**MATERIAL PROVIDED**
————————
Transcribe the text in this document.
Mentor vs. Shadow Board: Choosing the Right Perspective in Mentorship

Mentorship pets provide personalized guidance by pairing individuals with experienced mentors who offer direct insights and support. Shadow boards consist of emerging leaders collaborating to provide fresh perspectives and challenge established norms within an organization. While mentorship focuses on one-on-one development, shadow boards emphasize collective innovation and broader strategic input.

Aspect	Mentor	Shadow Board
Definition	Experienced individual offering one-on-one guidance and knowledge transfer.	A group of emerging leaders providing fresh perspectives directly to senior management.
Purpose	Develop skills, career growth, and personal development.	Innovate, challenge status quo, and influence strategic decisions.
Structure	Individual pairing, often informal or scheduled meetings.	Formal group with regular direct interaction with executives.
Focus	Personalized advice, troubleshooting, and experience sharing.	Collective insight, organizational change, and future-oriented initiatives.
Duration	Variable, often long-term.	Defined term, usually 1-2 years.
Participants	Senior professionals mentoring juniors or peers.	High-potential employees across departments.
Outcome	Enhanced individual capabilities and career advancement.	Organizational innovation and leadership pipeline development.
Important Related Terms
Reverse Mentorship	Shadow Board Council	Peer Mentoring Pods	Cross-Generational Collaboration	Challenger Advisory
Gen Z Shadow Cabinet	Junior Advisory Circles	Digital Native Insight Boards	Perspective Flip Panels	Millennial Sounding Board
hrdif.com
————————
**WHAT THE EXERCISE ASKS**
Gather up, from the records above, each line where the word "career" appears.

**FINAL RESULT**
Purpose	Develop skills, career growth, and personal development.	Innovate, challenge status quo, and influence strategic decisions.
Outcome	Enhanced individual capabilities and career advancement.	Organizational innovation and leadership pipeline development.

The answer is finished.